Supplied records:
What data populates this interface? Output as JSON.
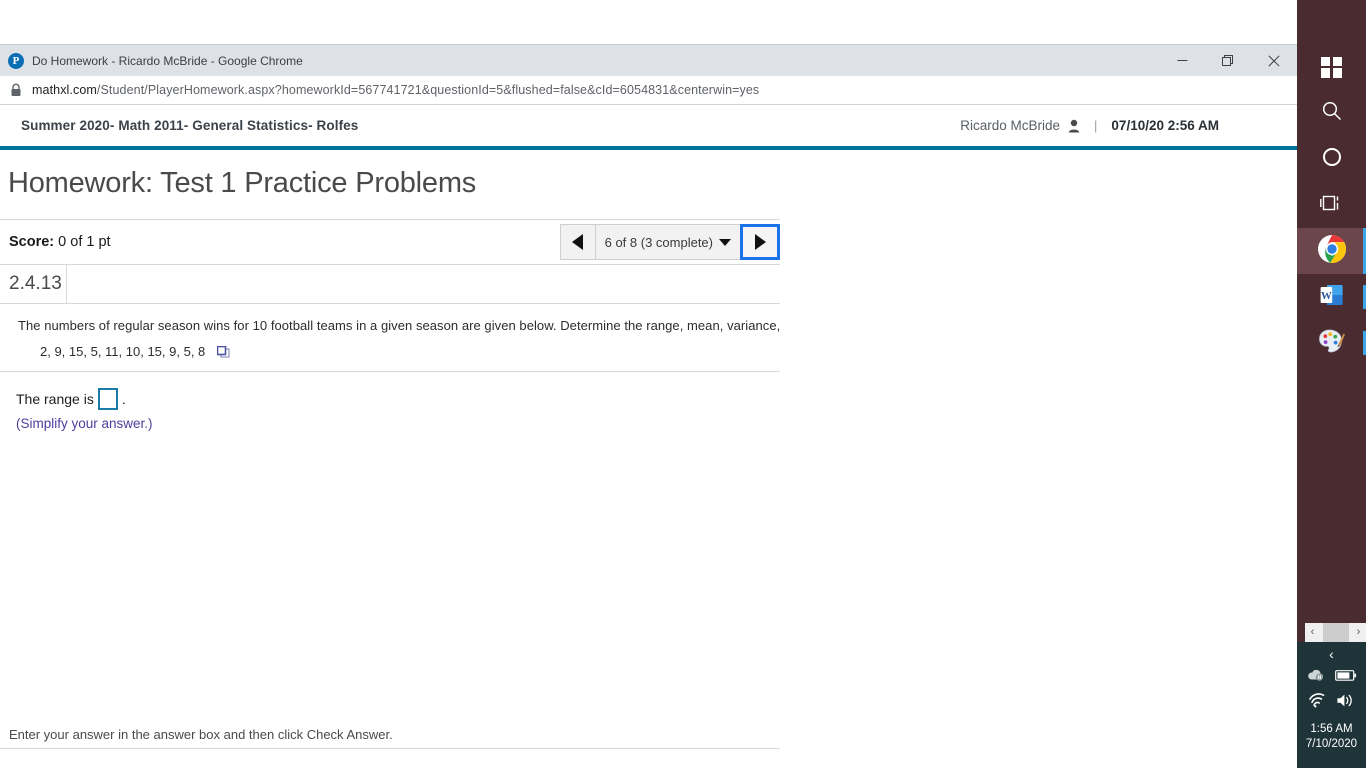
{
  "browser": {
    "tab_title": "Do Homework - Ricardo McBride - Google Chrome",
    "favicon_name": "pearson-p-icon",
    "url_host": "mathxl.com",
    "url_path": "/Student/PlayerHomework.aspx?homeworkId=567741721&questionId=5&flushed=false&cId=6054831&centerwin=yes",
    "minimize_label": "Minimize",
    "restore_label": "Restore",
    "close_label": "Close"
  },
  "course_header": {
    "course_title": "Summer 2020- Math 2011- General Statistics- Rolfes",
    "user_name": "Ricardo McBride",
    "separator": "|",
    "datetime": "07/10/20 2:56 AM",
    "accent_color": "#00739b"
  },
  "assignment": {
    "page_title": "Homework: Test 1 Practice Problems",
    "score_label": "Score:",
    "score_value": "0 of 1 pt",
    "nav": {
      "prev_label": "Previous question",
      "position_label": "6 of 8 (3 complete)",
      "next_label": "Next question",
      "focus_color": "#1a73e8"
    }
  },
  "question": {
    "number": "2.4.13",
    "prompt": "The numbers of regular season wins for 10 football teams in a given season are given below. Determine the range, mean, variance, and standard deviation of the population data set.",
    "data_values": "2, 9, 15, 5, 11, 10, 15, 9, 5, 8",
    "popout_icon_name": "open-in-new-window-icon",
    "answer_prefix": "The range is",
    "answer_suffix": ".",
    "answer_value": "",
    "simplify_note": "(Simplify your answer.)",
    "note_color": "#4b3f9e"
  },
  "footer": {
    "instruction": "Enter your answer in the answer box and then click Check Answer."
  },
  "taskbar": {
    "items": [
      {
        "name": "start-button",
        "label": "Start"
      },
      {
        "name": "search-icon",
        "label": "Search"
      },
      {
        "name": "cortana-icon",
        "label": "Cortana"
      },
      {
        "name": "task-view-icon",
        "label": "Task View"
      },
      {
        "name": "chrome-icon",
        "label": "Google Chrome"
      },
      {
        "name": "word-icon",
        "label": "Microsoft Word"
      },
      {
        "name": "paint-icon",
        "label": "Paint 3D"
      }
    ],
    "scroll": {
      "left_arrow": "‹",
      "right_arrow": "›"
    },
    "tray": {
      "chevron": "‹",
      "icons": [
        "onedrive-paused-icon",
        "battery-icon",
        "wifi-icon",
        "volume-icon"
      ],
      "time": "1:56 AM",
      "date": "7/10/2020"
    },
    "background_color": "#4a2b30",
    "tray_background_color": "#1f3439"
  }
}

Task statement: Select the lines from the entries that include the word "McBride".

Right answer:
    "tab_title": "Do Homework - Ricardo McBride - Google Chrome",
    "user_name": "Ricardo McBride",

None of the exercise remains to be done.